• _Exercise prompt_:
Go through the data and copy every line exactly, but not the images.

• _Listed records_:
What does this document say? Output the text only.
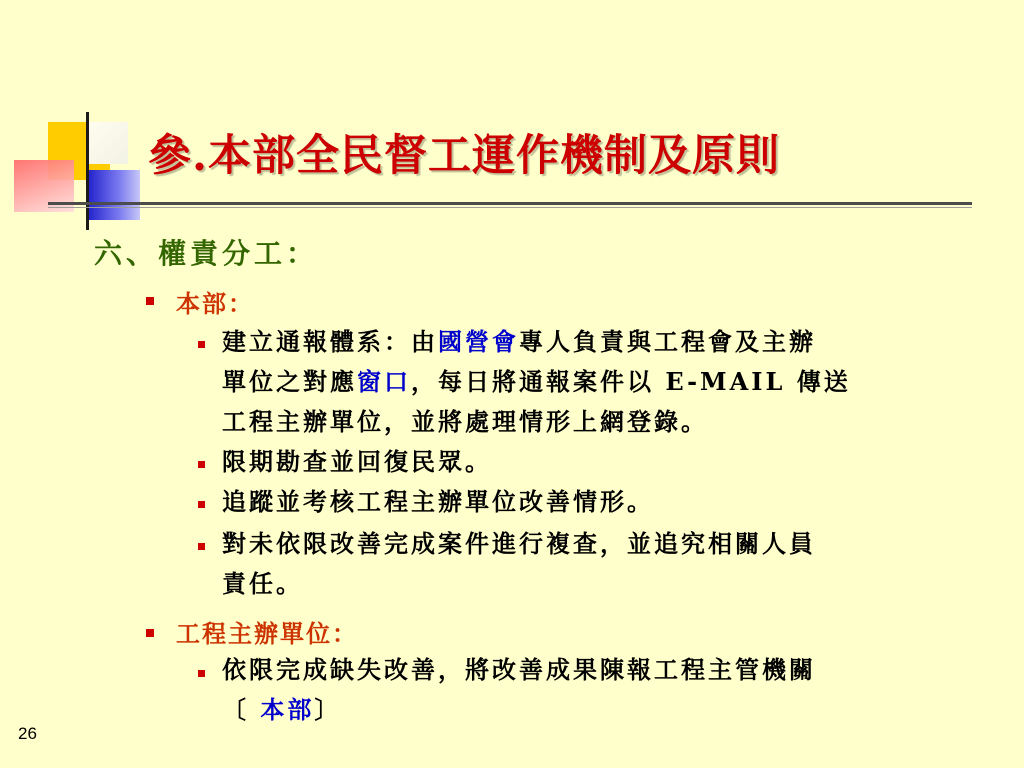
參.本部全民督工運作機制及原則
六、權責分工：
本部：
建立通報體系：由國營會專人負責與工程會及主辦
單位之對應窗口，每日將通報案件以 E-MAIL 傳送
工程主辦單位，並將處理情形上網登錄。
限期勘查並回復民眾。
追蹤並考核工程主辦單位改善情形。
對未依限改善完成案件進行複查，並追究相關人員
責任。
工程主辦單位：
依限完成缺失改善，將改善成果陳報工程主管機關
〔 本部〕
26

• _Solution for this task_:
What does this document say? Output the text only.
參.本部全民督工運作機制及原則
六、權責分工：
本部：
建立通報體系：由國營會專人負責與工程會及主辦
單位之對應窗口，每日將通報案件以 E-MAIL 傳送
工程主辦單位，並將處理情形上網登錄。
限期勘查並回復民眾。
追蹤並考核工程主辦單位改善情形。
對未依限改善完成案件進行複查，並追究相關人員
責任。
工程主辦單位：
依限完成缺失改善，將改善成果陳報工程主管機關
〔 本部〕
26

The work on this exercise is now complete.